» **Problem requirements**: Only the lines holding the string "冰在融化过程中" are needed. Copy each one.

________________________________________

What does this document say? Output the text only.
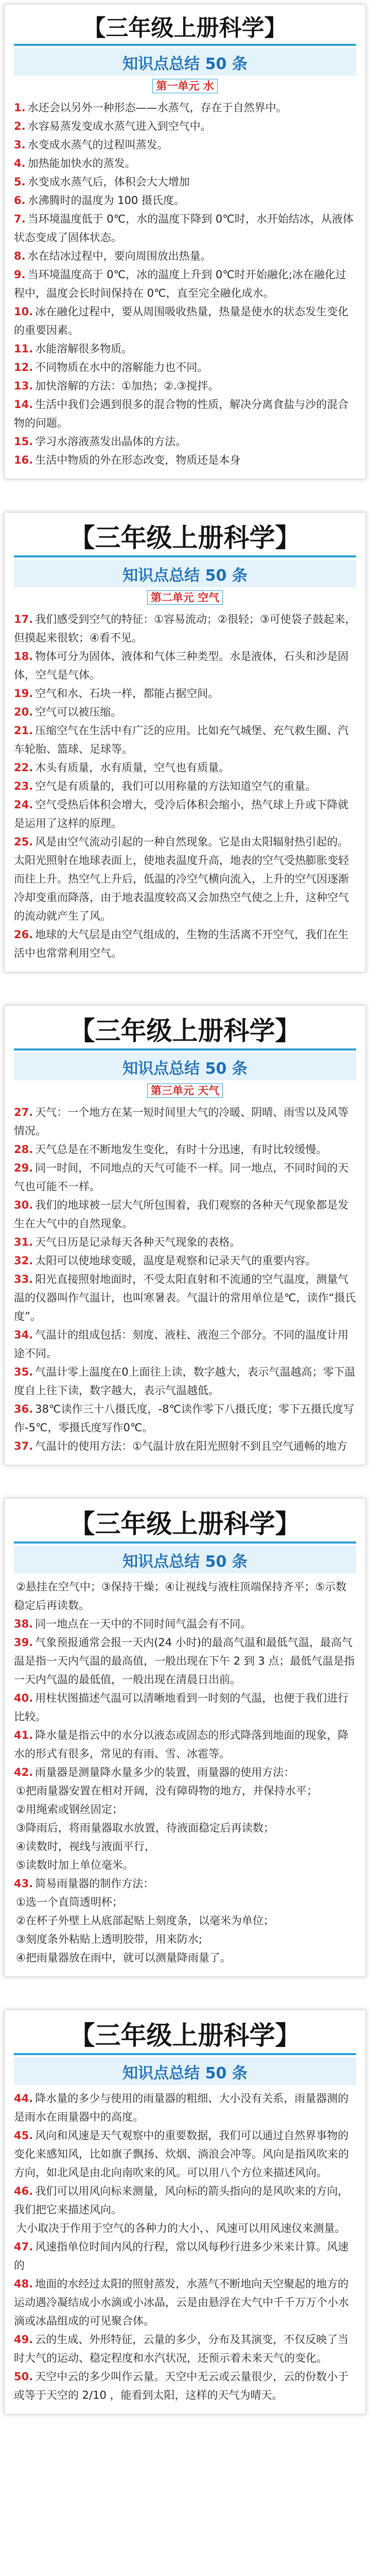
【三年级上册科学】
知识点总结 50 条
第一单元 水
1. 水还会以另外一种形态——水蒸气，存在于自然界中。
2. 水容易蒸发变成水蒸气进入到空气中。
3. 水变成水蒸气的过程叫蒸发。
4. 加热能加快水的蒸发。
5. 水变成水蒸气后，体积会大大增加
6. 水沸腾时的温度为 100 摄氏度。
7. 当环境温度低于 0℃，水的温度下降到 0℃时，水开始结冰，从液体状态变成了固体状态。
8. 水在结冰过程中，要向周围放出热量。
9. 当环境温度高于 0℃，冰的温度上升到 0℃时开始融化;冰在融化过程中，温度会长时间保持在 0℃，直至完全融化成水。
10. 冰在融化过程中，要从周围吸收热量，热量是使水的状态发生变化的重要因素。
11. 水能溶解很多物质。
12. 不同物质在水中的溶解能力也不同。
13. 加快溶解的方法：①加热；②.③搅拌。
14. 生活中我们会遇到很多的混合物的性质，解决分离食盐与沙的混合物的问题。
15. 学习水溶液蒸发出晶体的方法。
16. 生活中物质的外在形态改变，物质还是本身
【三年级上册科学】
知识点总结 50 条
第二单元 空气
17. 我们感受到空气的特征：①容易流动；②很轻；③可使袋子鼓起来，但摸起来很软；④看不见。
18. 物体可分为固体、液体和气体三种类型。水是液体，石头和沙是固体，空气是气体。
19. 空气和水、石块一样，都能占据空间。
20. 空气可以被压缩。
21. 压缩空气在生活中有广泛的应用。比如充气城堡、充气救生圈、汽车轮胎、篮球、足球等。
22. 木头有质量，水有质量，空气也有质量。
23. 空气是有质量的，我们可以用称量的方法知道空气的重量。
24. 空气受热后体积会增大，受冷后体积会缩小，热气球上升或下降就是运用了这样的原理。
25. 风是由空气流动引起的一种自然现象。它是由太阳辐射热引起的。太阳光照射在地球表面上，使地表温度升高，地表的空气受热膨胀变轻而往上升。热空气上升后，低温的冷空气横向流入，上升的空气因逐渐冷却变重而降落，由于地表温度较高又会加热空气使之上升，这种空气的流动就产生了风。
26. 地球的大气层是由空气组成的，生物的生活离不开空气，我们在生活中也常常利用空气。
【三年级上册科学】
知识点总结 50 条
第三单元 天气
27. 天气：一个地方在某一短时间里大气的冷暖、阴晴、雨雪以及风等情况。
28. 天气总是在不断地发生变化，有时十分迅速，有时比较缓慢。
29. 同一时间，不同地点的天气可能不一样。同一地点，不同时间的天气也可能不一样。
30. 我们的地球被一层大气所包围着，我们观察的各种天气现象都是发生在大气中的自然现象。
31. 天气日历是记录每天各种天气现象的表格。
32. 太阳可以使地球变暖，温度是观察和记录天气的重要内容。
33. 阳光直接照射地面时，不受太阳直射和不流通的空气温度，测量气温的仪器叫作气温计，也叫寒暑表。气温计的常用单位是℃，读作“摄氏度”。
34. 气温计的组成包括：刻度、液柱、液泡三个部分。不同的温度计用途不同。
35. 气温计零上温度在0上面往上读，数字越大，表示气温越高；零下温度自上往下读，数字越大，表示气温越低。
36. 38℃读作三十八摄氏度，-8℃读作零下八摄氏度；零下五摄氏度写作-5℃，零摄氏度写作0℃。
37. 气温计的使用方法：①气温计放在阳光照射不到且空气通畅的地方
【三年级上册科学】
知识点总结 50 条
②悬挂在空气中；③保持干燥；④让视线与液柱顶端保持齐平；⑤示数稳定后再读数。
38. 同一地点在一天中的不同时间气温会有不同。
39. 气象预报通常会报一天内(24 小时)的最高气温和最低气温，最高气温是指一天内气温的最高值，一般出现在下午 2 到 3 点；最低气温是指一天内气温的最低值，一般出现在清晨日出前。
40. 用柱状图描述气温可以清晰地看到一时刻的气温，也便于我们进行比较。
41. 降水量是指云中的水分以液态或固态的形式降落到地面的现象，降水的形式有很多，常见的有雨、雪、冰雹等。
42. 雨量器是测量降水量多少的装置，雨量器的使用方法：
①把雨量器安置在相对开阔，没有障碍物的地方，并保持水平；
②用绳索或钢丝固定；
③降雨后，将雨量器取水放置，待液面稳定后再读数；
④读数时，视线与液面平行，
⑤读数时加上单位毫米。
43. 简易雨量器的制作方法：
①选一个直筒透明杯；
②在杯子外壁上从底部起贴上刻度条，以毫米为单位；
③刻度条外粘贴上透明胶带，用来防水;
④把雨量器放在雨中，就可以测量降雨量了。
【三年级上册科学】
知识点总结 50 条
44. 降水量的多少与使用的雨量器的粗细、大小没有关系，雨量器测的是雨水在雨量器中的高度。
45. 风向和风速是天气观察中的重要数据，我们可以通过自然界事物的变化来感知风，比如旗子飘扬、炊烟、淌浪会冲等。风向是指风吹来的方向，如北风是由北向南吹来的风。可以用八个方位来描述风向。
46. 我们可以用风向标来测量，风向标的箭头指向的是风吹来的方向，我们把它来描述风向。
大小取决于作用于空气的各种力的大小，、风速可以用风速仪来测量。
47. 风速指单位时间内风的行程，常以风每秒行进多少米来计算。风速的
48. 地面的水经过太阳的照射蒸发，水蒸气不断地向天空聚起的地方的运动遇冷凝结成小水滴或小冰晶，云是由悬浮在大气中千千万万个小水滴或冰晶组成的可见聚合体。
49. 云的生成、外形特征，云量的多少，分布及其演变，不仅反映了当时大气的运动、稳定程度和水汽状况，还预示着未来天气的变化。
50. 天空中云的多少叫作云量。天空中无云或云量很少，云的份数小于或等于天空的 2/10 ，能看到太阳，这样的天气为晴天。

________________________________________

» **Task response**:
9. 当环境温度高于 0℃，冰的温度上升到 0℃时开始融化;冰在融化过程中，温度会长时间保持在 0℃，直至完全融化成水。
10. 冰在融化过程中，要从周围吸收热量，热量是使水的状态发生变化的重要因素。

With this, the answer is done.